# Start of DATA LINES

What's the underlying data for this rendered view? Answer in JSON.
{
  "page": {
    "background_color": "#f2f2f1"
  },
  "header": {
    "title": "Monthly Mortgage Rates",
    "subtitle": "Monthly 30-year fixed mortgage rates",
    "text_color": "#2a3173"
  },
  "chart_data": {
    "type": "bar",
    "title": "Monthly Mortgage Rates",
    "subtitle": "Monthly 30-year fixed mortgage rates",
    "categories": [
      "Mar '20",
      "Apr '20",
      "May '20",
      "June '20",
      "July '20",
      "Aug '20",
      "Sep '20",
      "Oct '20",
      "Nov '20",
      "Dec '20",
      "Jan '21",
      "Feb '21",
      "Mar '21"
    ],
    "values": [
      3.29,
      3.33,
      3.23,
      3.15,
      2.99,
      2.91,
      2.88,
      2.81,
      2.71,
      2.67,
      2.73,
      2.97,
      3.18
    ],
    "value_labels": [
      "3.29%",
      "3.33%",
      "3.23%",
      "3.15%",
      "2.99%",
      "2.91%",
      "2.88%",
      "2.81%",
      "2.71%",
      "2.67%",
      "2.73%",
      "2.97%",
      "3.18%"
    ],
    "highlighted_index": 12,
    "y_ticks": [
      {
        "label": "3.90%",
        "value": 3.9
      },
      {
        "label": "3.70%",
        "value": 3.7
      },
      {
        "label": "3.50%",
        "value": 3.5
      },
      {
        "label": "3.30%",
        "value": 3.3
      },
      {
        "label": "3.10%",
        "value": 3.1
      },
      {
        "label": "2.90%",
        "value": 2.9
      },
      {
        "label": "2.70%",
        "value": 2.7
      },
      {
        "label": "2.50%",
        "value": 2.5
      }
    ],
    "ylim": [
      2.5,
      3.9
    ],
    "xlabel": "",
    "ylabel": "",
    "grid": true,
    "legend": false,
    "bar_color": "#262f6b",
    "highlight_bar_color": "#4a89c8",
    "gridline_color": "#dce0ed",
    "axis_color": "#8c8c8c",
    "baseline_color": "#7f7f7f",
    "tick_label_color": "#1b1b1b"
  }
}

# End of DATA LINES

REQUEST - Your task is to output the full set of records exactly as presented.

PROBLEM SOLUTION -
What's the underlying data for this rendered view? Answer in JSON.
{
  "page": {
    "background_color": "#f2f2f1"
  },
  "header": {
    "title": "Monthly Mortgage Rates",
    "subtitle": "Monthly 30-year fixed mortgage rates",
    "text_color": "#2a3173"
  },
  "chart_data": {
    "type": "bar",
    "title": "Monthly Mortgage Rates",
    "subtitle": "Monthly 30-year fixed mortgage rates",
    "categories": [
      "Mar '20",
      "Apr '20",
      "May '20",
      "June '20",
      "July '20",
      "Aug '20",
      "Sep '20",
      "Oct '20",
      "Nov '20",
      "Dec '20",
      "Jan '21",
      "Feb '21",
      "Mar '21"
    ],
    "values": [
      3.29,
      3.33,
      3.23,
      3.15,
      2.99,
      2.91,
      2.88,
      2.81,
      2.71,
      2.67,
      2.73,
      2.97,
      3.18
    ],
    "value_labels": [
      "3.29%",
      "3.33%",
      "3.23%",
      "3.15%",
      "2.99%",
      "2.91%",
      "2.88%",
      "2.81%",
      "2.71%",
      "2.67%",
      "2.73%",
      "2.97%",
      "3.18%"
    ],
    "highlighted_index": 12,
    "y_ticks": [
      {
        "label": "3.90%",
        "value": 3.9
      },
      {
        "label": "3.70%",
        "value": 3.7
      },
      {
        "label": "3.50%",
        "value": 3.5
      },
      {
        "label": "3.30%",
        "value": 3.3
      },
      {
        "label": "3.10%",
        "value": 3.1
      },
      {
        "label": "2.90%",
        "value": 2.9
      },
      {
        "label": "2.70%",
        "value": 2.7
      },
      {
        "label": "2.50%",
        "value": 2.5
      }
    ],
    "ylim": [
      2.5,
      3.9
    ],
    "xlabel": "",
    "ylabel": "",
    "grid": true,
    "legend": false,
    "bar_color": "#262f6b",
    "highlight_bar_color": "#4a89c8",
    "gridline_color": "#dce0ed",
    "axis_color": "#8c8c8c",
    "baseline_color": "#7f7f7f",
    "tick_label_color": "#1b1b1b"
  }
}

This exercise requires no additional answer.